▸ **YOUR OBJECTIVE**
Could you reproduce every entry with "pct-change-label" replaced by "percent-change-label", leaving everything else unchanged and omitting the pictures?

═══

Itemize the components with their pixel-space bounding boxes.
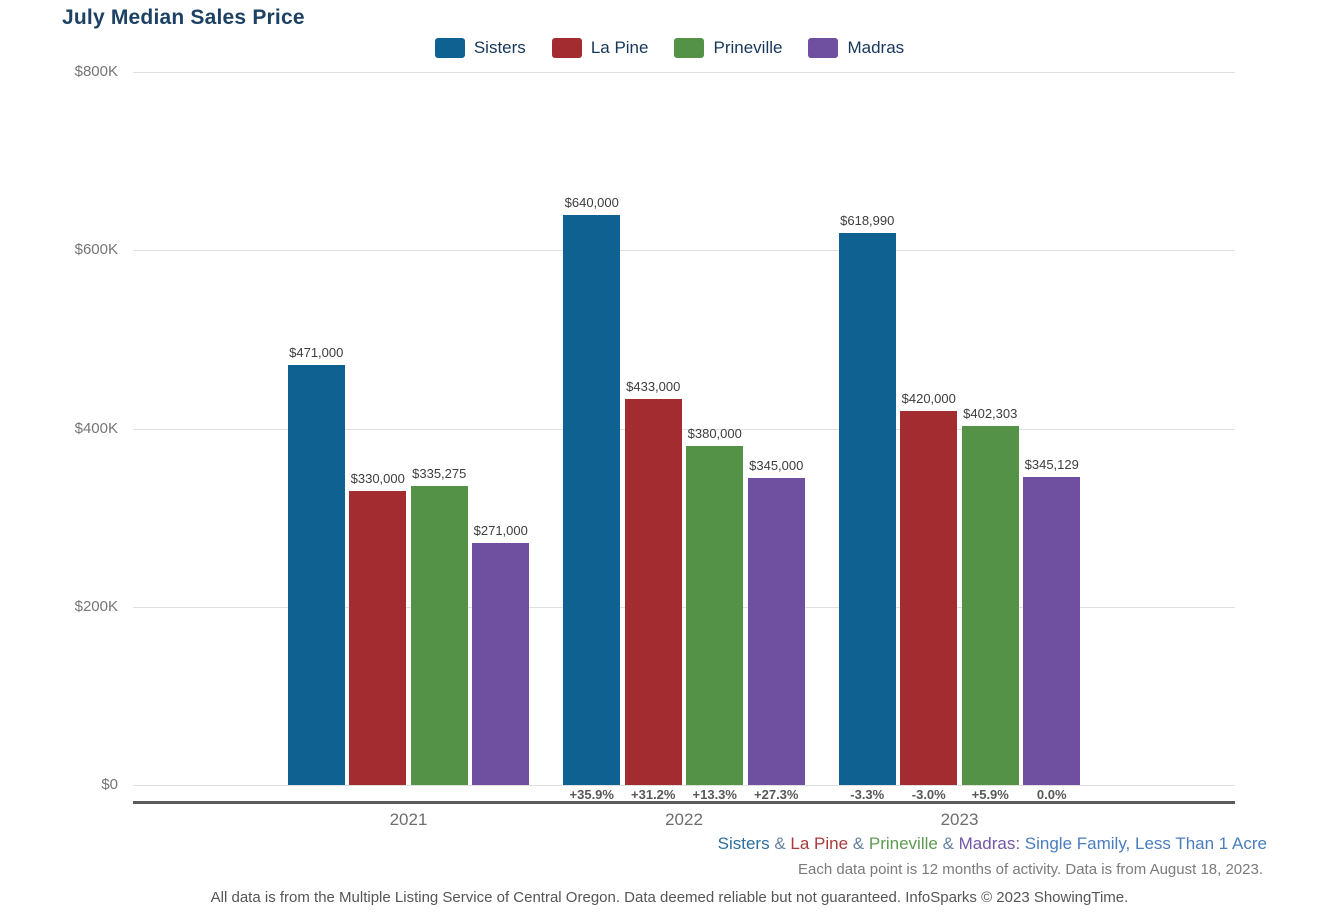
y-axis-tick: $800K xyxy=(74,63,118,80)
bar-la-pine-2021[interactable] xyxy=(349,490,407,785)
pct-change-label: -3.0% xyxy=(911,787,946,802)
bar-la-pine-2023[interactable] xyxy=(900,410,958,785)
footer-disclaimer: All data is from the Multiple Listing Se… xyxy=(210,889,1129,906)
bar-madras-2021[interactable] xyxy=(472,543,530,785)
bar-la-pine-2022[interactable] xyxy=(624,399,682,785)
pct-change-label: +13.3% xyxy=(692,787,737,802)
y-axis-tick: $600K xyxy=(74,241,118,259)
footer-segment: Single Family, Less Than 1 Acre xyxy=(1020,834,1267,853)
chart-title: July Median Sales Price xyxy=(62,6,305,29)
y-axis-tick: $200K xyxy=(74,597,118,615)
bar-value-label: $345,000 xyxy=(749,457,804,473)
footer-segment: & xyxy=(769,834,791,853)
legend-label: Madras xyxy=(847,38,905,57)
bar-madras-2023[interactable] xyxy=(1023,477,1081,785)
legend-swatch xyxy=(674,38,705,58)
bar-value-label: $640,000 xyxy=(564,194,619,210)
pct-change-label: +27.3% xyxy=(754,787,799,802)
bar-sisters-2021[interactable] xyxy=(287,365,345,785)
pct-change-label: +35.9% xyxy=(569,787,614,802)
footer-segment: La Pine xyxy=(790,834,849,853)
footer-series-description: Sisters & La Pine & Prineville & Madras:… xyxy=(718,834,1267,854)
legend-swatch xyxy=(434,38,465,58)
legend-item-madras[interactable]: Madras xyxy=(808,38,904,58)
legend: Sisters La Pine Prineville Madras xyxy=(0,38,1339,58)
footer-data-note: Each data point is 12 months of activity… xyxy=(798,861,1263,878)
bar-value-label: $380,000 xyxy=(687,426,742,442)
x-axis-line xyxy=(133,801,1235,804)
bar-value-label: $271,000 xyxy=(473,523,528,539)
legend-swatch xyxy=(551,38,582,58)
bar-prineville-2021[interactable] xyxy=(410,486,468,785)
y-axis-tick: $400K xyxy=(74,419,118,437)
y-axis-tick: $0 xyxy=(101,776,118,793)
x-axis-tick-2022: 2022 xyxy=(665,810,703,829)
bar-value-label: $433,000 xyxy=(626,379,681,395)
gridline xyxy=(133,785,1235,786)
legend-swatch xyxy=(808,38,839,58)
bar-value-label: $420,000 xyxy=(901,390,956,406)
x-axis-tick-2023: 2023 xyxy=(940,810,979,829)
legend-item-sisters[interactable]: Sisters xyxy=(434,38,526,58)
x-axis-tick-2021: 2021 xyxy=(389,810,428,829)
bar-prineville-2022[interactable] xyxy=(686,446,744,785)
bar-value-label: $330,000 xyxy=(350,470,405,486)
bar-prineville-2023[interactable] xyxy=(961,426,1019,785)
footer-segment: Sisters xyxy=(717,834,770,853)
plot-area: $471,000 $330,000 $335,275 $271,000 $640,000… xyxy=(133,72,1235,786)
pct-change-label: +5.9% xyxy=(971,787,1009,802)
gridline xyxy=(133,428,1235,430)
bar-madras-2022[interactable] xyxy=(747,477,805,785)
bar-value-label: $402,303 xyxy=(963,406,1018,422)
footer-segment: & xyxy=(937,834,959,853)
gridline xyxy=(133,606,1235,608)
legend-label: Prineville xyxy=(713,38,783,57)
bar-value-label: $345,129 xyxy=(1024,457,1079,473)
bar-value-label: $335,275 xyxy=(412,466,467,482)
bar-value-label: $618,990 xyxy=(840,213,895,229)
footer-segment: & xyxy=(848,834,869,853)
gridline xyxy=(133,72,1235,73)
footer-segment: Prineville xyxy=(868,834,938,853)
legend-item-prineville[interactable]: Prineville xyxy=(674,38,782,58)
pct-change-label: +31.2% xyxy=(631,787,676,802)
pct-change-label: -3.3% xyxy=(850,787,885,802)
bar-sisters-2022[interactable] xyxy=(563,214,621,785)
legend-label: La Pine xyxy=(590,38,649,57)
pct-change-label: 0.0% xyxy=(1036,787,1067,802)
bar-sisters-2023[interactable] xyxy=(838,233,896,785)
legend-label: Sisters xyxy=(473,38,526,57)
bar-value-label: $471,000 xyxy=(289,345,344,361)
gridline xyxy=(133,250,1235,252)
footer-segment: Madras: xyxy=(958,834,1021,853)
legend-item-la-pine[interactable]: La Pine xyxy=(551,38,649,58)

═══

▸ **TASK RESULT**
Itemize the components with their pixel-space bounding boxes.
y-axis-tick: $800K xyxy=(74,63,118,80)
bar-la-pine-2021[interactable] xyxy=(349,490,407,785)
percent-change-label: -3.0% xyxy=(911,787,946,802)
bar-la-pine-2023[interactable] xyxy=(900,410,958,785)
footer-disclaimer: All data is from the Multiple Listing Se… xyxy=(210,889,1129,906)
bar-madras-2021[interactable] xyxy=(472,543,530,785)
bar-la-pine-2022[interactable] xyxy=(624,399,682,785)
percent-change-label: +13.3% xyxy=(692,787,737,802)
y-axis-tick: $600K xyxy=(74,241,118,259)
footer-segment: Single Family, Less Than 1 Acre xyxy=(1020,834,1267,853)
chart-title: July Median Sales Price xyxy=(62,6,305,29)
y-axis-tick: $200K xyxy=(74,597,118,615)
bar-value-label: $345,000 xyxy=(749,457,804,473)
footer-segment: & xyxy=(769,834,791,853)
legend-label: Madras xyxy=(847,38,905,57)
bar-madras-2023[interactable] xyxy=(1023,477,1081,785)
legend-swatch xyxy=(674,38,705,58)
bar-value-label: $640,000 xyxy=(564,194,619,210)
percent-change-label: +27.3% xyxy=(754,787,799,802)
bar-sisters-2021[interactable] xyxy=(287,365,345,785)
percent-change-label: +35.9% xyxy=(569,787,614,802)
footer-segment: La Pine xyxy=(790,834,849,853)
footer-series-description: Sisters & La Pine & Prineville & Madras:… xyxy=(718,834,1267,854)
legend-swatch xyxy=(434,38,465,58)
legend-item-madras[interactable]: Madras xyxy=(808,38,904,58)
legend: Sisters La Pine Prineville Madras xyxy=(0,38,1339,58)
footer-data-note: Each data point is 12 months of activity… xyxy=(798,861,1263,878)
bar-value-label: $380,000 xyxy=(687,426,742,442)
x-axis-line xyxy=(133,801,1235,804)
bar-value-label: $271,000 xyxy=(473,523,528,539)
legend-swatch xyxy=(551,38,582,58)
bar-prineville-2021[interactable] xyxy=(410,486,468,785)
y-axis-tick: $400K xyxy=(74,419,118,437)
y-axis-tick: $0 xyxy=(101,776,118,793)
x-axis-tick-2022: 2022 xyxy=(665,810,703,829)
bar-value-label: $433,000 xyxy=(626,379,681,395)
gridline xyxy=(133,785,1235,786)
legend-swatch xyxy=(808,38,839,58)
bar-value-label: $420,000 xyxy=(901,390,956,406)
x-axis-tick-2023: 2023 xyxy=(940,810,979,829)
legend-item-sisters[interactable]: Sisters xyxy=(434,38,526,58)
x-axis-tick-2021: 2021 xyxy=(389,810,428,829)
bar-prineville-2022[interactable] xyxy=(686,446,744,785)
bar-value-label: $330,000 xyxy=(350,470,405,486)
bar-prineville-2023[interactable] xyxy=(961,426,1019,785)
footer-segment: Sisters xyxy=(717,834,770,853)
plot-area: $471,000 $330,000 $335,275 $271,000 $640,000… xyxy=(133,72,1235,786)
percent-change-label: +5.9% xyxy=(971,787,1009,802)
gridline xyxy=(133,428,1235,430)
bar-madras-2022[interactable] xyxy=(747,477,805,785)
bar-value-label: $402,303 xyxy=(963,406,1018,422)
footer-segment: & xyxy=(937,834,959,853)
gridline xyxy=(133,606,1235,608)
legend-label: Prineville xyxy=(713,38,783,57)
bar-value-label: $345,129 xyxy=(1024,457,1079,473)
bar-value-label: $335,275 xyxy=(412,466,467,482)
bar-value-label: $618,990 xyxy=(840,213,895,229)
footer-segment: & xyxy=(848,834,869,853)
gridline xyxy=(133,72,1235,73)
footer-segment: Prineville xyxy=(868,834,938,853)
legend-item-prineville[interactable]: Prineville xyxy=(674,38,782,58)
percent-change-label: +31.2% xyxy=(631,787,676,802)
percent-change-label: -3.3% xyxy=(850,787,885,802)
bar-sisters-2022[interactable] xyxy=(563,214,621,785)
legend-label: La Pine xyxy=(590,38,649,57)
percent-change-label: 0.0% xyxy=(1036,787,1067,802)
bar-sisters-2023[interactable] xyxy=(838,233,896,785)
legend-label: Sisters xyxy=(473,38,526,57)
bar-value-label: $471,000 xyxy=(289,345,344,361)
gridline xyxy=(133,250,1235,252)
footer-segment: Madras: xyxy=(958,834,1021,853)
legend-item-la-pine[interactable]: La Pine xyxy=(551,38,649,58)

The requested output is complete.